__Task prompt__
Your answer is a single number: the count of lines that contain the string "this".

__Task input__
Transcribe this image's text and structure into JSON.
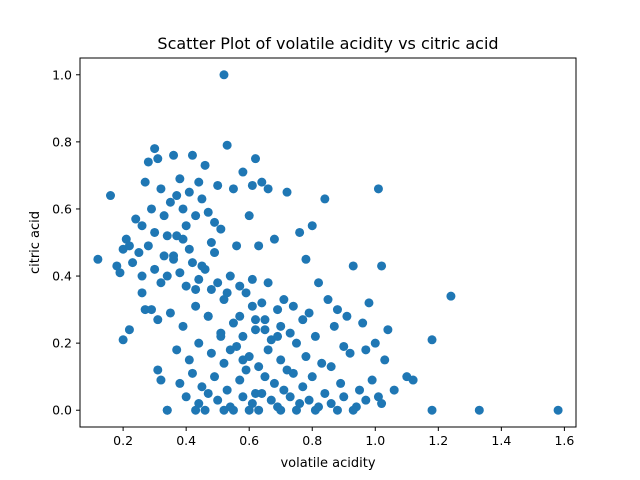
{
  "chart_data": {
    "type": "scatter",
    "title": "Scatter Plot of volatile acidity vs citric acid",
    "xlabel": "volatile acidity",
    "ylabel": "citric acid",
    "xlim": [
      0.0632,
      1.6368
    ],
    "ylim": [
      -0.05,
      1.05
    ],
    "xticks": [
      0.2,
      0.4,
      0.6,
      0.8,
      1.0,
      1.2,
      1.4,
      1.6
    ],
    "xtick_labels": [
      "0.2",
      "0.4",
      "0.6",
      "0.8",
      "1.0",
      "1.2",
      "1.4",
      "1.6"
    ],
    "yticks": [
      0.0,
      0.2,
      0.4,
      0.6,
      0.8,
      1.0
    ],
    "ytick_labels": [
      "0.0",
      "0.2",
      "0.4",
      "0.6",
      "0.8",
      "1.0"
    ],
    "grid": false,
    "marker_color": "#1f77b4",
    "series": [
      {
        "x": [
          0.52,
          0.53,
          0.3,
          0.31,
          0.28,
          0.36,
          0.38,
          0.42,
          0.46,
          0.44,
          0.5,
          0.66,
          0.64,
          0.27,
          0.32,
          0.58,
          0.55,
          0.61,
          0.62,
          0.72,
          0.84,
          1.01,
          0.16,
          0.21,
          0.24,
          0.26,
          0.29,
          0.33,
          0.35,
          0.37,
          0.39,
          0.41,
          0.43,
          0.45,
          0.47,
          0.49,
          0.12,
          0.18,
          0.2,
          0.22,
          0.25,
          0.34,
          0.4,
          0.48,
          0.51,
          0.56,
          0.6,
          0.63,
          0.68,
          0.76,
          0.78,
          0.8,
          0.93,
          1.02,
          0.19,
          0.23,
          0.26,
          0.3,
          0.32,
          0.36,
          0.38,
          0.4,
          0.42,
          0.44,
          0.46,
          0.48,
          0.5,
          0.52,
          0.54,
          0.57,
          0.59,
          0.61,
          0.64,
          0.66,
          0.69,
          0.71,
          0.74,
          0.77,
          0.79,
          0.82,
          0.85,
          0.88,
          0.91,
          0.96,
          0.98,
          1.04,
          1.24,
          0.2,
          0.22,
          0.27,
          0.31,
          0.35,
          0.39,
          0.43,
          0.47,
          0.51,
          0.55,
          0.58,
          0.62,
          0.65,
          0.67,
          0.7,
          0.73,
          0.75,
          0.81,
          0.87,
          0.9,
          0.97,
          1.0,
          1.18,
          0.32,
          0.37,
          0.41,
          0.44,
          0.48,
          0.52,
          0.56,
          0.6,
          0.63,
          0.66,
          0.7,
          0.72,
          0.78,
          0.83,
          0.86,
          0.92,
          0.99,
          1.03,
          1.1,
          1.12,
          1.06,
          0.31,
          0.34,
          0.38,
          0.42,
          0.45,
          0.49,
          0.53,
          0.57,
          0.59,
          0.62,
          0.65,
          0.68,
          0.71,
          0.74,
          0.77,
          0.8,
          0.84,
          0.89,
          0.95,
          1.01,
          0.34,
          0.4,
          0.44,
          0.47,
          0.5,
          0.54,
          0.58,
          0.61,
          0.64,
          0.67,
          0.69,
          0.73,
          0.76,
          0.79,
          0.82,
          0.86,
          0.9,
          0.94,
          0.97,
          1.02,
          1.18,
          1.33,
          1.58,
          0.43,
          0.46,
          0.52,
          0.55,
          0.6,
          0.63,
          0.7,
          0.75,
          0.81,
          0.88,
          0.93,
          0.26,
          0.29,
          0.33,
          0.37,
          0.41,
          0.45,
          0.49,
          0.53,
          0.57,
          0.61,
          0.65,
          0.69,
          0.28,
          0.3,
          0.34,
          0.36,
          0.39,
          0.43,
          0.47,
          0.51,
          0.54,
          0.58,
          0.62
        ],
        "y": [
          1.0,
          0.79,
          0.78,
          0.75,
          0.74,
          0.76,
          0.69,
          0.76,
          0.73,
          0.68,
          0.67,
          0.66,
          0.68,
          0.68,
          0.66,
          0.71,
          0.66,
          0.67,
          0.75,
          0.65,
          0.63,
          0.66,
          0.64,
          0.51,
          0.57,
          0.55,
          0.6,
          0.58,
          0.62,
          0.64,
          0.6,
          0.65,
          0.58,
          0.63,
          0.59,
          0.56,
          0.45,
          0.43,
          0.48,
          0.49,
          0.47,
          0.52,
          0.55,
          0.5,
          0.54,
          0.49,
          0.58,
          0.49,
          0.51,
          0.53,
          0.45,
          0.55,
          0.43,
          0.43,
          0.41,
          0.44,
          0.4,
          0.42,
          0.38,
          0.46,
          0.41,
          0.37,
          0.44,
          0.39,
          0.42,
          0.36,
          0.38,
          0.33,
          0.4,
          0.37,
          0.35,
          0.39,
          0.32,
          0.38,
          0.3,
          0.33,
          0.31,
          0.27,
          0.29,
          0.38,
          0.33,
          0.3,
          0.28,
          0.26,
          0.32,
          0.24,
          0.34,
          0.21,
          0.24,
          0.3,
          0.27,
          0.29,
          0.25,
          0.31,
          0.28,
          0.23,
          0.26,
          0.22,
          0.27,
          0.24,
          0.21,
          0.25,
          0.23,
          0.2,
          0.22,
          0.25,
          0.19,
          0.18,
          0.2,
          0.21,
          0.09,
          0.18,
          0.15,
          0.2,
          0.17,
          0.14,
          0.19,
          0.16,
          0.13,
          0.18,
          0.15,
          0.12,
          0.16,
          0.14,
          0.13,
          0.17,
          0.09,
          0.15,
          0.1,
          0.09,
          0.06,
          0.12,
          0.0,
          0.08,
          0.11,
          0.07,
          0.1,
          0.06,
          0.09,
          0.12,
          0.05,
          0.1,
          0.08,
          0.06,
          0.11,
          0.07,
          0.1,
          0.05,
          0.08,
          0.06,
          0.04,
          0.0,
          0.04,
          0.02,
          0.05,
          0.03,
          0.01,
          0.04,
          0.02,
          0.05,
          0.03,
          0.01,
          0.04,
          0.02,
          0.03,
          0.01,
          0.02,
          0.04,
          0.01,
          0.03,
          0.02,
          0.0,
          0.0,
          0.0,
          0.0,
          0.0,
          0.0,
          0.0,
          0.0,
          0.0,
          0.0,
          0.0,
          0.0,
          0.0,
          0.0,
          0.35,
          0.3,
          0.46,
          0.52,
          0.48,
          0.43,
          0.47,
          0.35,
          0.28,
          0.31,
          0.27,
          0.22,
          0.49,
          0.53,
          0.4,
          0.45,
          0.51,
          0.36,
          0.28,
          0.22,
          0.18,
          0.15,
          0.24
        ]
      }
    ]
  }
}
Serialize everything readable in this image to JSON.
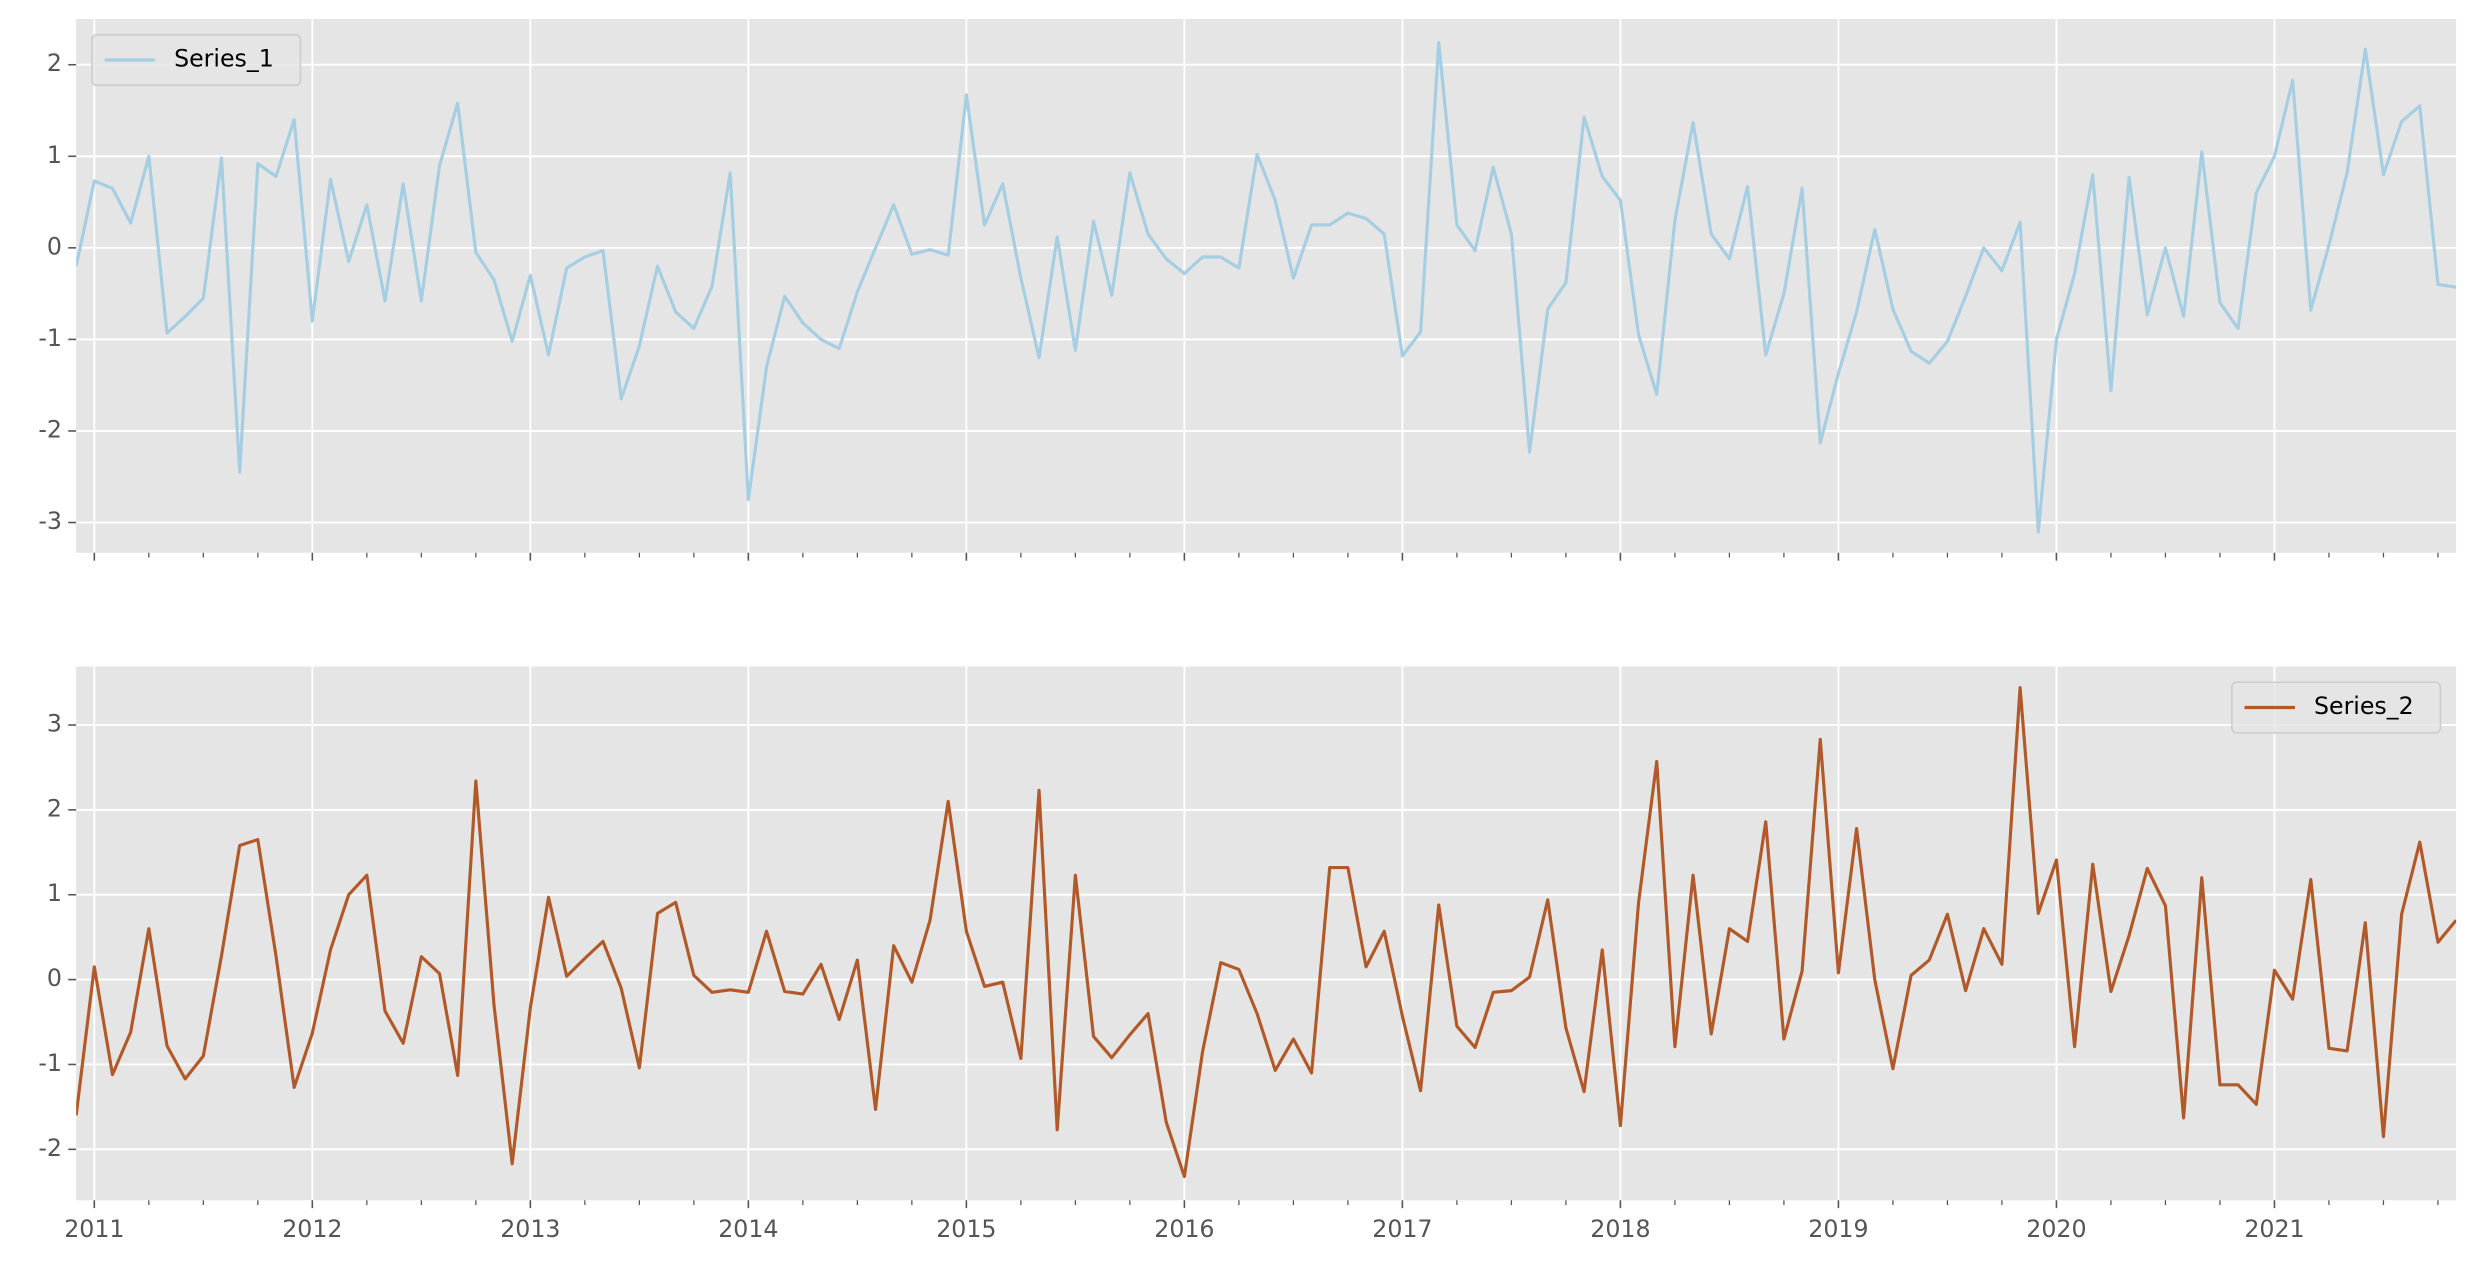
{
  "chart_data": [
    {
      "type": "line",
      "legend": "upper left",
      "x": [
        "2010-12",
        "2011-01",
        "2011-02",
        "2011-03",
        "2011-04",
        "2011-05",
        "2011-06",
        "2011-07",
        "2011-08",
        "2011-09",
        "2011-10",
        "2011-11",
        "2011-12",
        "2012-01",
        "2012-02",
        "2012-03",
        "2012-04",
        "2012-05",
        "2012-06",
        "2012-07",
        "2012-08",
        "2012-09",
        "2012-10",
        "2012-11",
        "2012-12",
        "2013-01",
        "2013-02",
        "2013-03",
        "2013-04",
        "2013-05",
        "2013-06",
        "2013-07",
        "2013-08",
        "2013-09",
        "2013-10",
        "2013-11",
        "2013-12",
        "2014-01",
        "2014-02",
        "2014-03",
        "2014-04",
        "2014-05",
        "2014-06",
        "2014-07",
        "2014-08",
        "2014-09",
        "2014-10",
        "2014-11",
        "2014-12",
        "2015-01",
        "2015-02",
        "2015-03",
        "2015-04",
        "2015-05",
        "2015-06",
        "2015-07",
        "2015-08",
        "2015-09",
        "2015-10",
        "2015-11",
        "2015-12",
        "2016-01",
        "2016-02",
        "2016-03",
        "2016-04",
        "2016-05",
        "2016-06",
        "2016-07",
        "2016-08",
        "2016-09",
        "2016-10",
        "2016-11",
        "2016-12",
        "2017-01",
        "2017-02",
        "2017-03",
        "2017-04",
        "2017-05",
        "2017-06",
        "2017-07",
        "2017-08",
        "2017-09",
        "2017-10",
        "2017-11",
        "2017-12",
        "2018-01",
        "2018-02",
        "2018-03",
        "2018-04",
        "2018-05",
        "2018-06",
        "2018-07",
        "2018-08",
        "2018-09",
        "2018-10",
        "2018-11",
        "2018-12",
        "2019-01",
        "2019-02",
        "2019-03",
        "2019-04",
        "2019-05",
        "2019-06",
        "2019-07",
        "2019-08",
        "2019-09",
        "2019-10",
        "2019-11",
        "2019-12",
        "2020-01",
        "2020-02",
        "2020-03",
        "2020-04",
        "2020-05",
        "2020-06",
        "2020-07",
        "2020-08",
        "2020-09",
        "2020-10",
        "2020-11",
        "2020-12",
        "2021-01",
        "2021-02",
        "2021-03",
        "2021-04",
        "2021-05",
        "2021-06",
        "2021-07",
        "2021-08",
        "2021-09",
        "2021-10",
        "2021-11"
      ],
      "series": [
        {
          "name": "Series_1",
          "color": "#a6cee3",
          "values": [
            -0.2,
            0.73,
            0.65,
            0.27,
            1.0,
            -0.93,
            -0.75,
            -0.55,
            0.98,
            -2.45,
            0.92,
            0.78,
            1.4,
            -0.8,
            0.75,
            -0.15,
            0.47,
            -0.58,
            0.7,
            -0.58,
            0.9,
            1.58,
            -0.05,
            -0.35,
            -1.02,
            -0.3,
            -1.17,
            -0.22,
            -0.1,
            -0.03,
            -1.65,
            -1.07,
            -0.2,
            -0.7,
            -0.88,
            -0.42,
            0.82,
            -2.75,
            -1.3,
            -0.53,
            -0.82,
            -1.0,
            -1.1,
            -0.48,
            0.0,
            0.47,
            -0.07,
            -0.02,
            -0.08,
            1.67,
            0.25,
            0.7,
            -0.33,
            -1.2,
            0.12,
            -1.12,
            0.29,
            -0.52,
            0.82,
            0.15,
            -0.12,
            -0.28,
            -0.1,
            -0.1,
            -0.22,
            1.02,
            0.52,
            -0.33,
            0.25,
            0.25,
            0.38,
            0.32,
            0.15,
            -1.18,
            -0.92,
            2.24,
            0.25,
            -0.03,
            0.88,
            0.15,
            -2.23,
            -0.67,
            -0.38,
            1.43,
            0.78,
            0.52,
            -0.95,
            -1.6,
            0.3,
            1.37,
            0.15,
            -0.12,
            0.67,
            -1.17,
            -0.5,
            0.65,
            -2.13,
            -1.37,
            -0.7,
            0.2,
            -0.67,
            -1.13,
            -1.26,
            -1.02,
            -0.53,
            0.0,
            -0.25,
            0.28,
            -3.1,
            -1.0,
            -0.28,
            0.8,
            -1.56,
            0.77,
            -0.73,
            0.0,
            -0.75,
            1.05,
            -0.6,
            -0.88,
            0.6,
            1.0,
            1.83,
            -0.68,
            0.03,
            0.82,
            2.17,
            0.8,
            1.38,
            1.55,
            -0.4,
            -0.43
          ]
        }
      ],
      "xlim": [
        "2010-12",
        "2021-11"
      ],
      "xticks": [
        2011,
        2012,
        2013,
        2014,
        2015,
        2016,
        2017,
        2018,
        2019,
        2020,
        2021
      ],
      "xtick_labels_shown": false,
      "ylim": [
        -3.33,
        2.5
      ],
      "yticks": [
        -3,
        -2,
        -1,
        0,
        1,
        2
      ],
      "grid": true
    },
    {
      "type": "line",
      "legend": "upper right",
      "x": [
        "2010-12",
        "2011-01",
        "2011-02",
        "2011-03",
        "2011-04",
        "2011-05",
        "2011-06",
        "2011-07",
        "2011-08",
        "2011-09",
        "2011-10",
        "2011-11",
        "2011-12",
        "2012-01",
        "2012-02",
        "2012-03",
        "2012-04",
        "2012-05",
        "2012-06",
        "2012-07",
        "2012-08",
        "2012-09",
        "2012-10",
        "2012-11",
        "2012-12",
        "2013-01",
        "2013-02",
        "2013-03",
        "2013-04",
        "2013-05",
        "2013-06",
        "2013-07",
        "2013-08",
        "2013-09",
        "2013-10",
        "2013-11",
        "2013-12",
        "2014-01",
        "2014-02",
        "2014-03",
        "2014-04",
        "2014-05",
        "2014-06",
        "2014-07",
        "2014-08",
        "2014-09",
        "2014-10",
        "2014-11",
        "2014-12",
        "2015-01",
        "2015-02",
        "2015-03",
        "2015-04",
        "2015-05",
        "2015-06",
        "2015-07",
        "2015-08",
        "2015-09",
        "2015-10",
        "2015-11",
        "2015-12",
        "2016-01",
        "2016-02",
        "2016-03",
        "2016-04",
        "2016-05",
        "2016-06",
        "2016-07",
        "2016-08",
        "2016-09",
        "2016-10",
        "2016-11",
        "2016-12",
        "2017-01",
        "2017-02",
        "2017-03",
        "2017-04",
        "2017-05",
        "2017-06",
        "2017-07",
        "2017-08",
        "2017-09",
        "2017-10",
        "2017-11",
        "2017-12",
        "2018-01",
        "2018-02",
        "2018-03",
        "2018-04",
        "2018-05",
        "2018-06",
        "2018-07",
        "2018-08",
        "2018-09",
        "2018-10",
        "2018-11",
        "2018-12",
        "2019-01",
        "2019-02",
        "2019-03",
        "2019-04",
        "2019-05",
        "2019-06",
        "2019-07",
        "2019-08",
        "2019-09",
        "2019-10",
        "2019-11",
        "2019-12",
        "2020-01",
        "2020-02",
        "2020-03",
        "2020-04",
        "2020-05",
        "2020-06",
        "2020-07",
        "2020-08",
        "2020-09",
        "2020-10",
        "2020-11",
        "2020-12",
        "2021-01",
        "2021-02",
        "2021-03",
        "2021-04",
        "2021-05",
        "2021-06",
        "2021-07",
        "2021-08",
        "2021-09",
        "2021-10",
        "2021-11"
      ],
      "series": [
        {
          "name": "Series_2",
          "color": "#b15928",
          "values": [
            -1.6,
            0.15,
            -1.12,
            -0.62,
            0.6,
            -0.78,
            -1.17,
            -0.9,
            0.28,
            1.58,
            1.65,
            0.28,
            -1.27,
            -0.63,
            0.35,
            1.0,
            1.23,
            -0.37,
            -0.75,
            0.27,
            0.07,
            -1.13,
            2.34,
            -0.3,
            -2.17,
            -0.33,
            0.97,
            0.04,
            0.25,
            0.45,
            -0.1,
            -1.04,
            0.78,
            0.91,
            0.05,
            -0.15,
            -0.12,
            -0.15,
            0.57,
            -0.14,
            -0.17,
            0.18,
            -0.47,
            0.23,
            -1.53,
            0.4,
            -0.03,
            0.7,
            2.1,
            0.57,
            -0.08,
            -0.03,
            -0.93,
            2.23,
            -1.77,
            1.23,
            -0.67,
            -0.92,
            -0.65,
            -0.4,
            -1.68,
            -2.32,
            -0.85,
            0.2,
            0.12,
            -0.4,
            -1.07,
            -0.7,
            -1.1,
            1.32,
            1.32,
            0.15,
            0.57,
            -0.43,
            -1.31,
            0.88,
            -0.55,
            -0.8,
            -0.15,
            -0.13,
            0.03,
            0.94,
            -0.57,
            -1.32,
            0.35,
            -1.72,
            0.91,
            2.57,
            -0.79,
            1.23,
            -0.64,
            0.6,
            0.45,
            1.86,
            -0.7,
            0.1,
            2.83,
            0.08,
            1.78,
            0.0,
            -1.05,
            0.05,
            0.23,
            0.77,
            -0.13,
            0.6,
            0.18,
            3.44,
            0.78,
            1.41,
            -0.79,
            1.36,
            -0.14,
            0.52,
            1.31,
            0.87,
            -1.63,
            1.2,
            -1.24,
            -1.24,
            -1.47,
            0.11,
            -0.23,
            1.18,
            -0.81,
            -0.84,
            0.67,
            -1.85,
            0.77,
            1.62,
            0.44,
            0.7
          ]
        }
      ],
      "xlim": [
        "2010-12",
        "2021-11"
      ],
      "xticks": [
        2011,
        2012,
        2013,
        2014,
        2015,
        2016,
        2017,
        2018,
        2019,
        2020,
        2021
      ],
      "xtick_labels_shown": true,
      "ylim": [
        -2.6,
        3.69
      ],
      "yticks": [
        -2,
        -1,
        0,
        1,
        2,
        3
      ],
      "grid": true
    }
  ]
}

__Answer to the task__
2